Data listing:
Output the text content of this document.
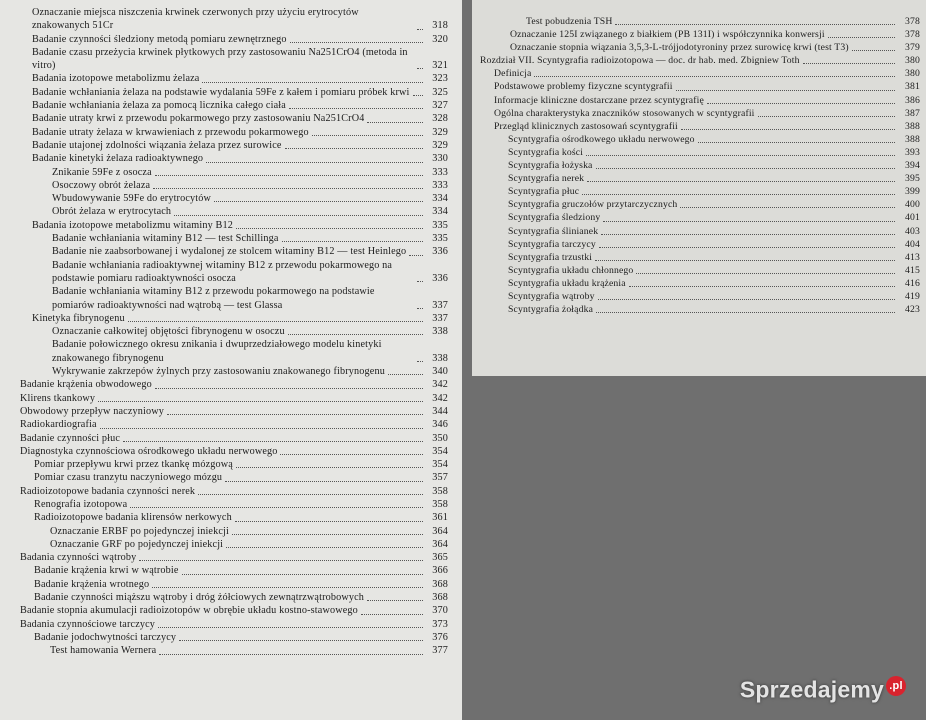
Oznaczanie miejsca niszczenia krwinek czerwonych przy użyciu erytrocytów znakowanych 51Cr	318
Badanie czynności śledziony metodą pomiaru zewnętrznego	320
Badanie czasu przeżycia krwinek płytkowych przy zastosowaniu Na251CrO4 (metoda in vitro)	321
Badania izotopowe metabolizmu żelaza	323
Badanie wchłaniania żelaza na podstawie wydalania 59Fe z kałem i pomiaru próbek krwi	325
Badanie wchłaniania żelaza za pomocą licznika całego ciała	327
Badanie utraty krwi z przewodu pokarmowego przy zastosowaniu Na251CrO4	328
Badanie utraty żelaza w krwawieniach z przewodu pokarmowego	329
Badanie utajonej zdolności wiązania żelaza przez surowice	329
Badanie kinetyki żelaza radioaktywnego	330
Znikanie 59Fe z osocza	333
Osoczowy obrót żelaza	333
Wbudowywanie 59Fe do erytrocytów	334
Obrót żelaza w erytrocytach	334
Badania izotopowe metabolizmu witaminy B12	335
Badanie wchłaniania witaminy B12 — test Schillinga	335
Badanie nie zaabsorbowanej i wydalonej ze stolcem witaminy B12 — test Heinlego	336
Badanie wchłaniania radioaktywnej witaminy B12 z przewodu pokarmowego na podstawie pomiaru radioaktywności osocza	336
Badanie wchłaniania witaminy B12 z przewodu pokarmowego na podstawie pomiarów radioaktywności nad wątrobą — test Glassa	337
Kinetyka fibrynogenu	337
Oznaczanie całkowitej objętości fibrynogenu w osoczu	338
Badanie połowicznego okresu znikania i dwuprzedziałowego modelu kinetyki znakowanego fibrynogenu	338
Wykrywanie zakrzepów żylnych przy zastosowaniu znakowanego fibrynogenu	340
Badanie krążenia obwodowego	342
Klirens tkankowy	342
Obwodowy przepływ naczyniowy	344
Radiokardiografia	346
Badanie czynności płuc	350
Diagnostyka czynnościowa ośrodkowego układu nerwowego	354
Pomiar przepływu krwi przez tkankę mózgową	354
Pomiar czasu tranzytu naczyniowego mózgu	357
Radioizotopowe badania czynności nerek	358
Renografia izotopowa	358
Radioizotopowe badania klirensów nerkowych	361
Oznaczanie ERBF po pojedynczej iniekcji	364
Oznaczanie GRF po pojedynczej iniekcji	364
Badania czynności wątroby	365
Badanie krążenia krwi w wątrobie	366
Badanie krążenia wrotnego	368
Badanie czynności miąższu wątroby i dróg żółciowych zewnątrzwątrobowych	368
Badanie stopnia akumulacji radioizotopów w obrębie układu kostno-stawowego	370
Badania czynnościowe tarczycy	373
Badanie jodochwytności tarczycy	376
Test hamowania Wernera	377
Test pobudzenia TSH	378
Oznaczanie 125I związanego z białkiem (PB 131I) i współczynnika konwersji	378
Oznaczanie stopnia wiązania 3,5,3-L-trójjodotyroniny przez surowicę krwi (test T3)	379
Rozdział VII. Scyntygrafia radioizotopowa — doc. dr hab. med. Zbigniew Toth	380
Definicja	380
Podstawowe problemy fizyczne scyntygrafii	381
Informacje kliniczne dostarczane przez scyntygrafię	386
Ogólna charakterystyka znaczników stosowanych w scyntygrafii	387
Przegląd klinicznych zastosowań scyntygrafii	388
Scyntygrafia ośrodkowego układu nerwowego	388
Scyntygrafia kości	393
Scyntygrafia łożyska	394
Scyntygrafia nerek	395
Scyntygrafia płuc	399
Scyntygrafia gruczołów przytarczycznych	400
Scyntygrafia śledziony	401
Scyntygrafia ślinianek	403
Scyntygrafia tarczycy	404
Scyntygrafia trzustki	413
Scyntygrafia układu chłonnego	415
Scyntygrafia układu krążenia	416
Scyntygrafia wątroby	419
Scyntygrafia żołądka	423
Sprzedajemy .pl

* [GOAL]: Filter out all lines lacking the word "płuc" and copy the rest.

* [SOLUTION FOR THIS TASK]:
Badanie czynności płuc	350
Scyntygrafia płuc	399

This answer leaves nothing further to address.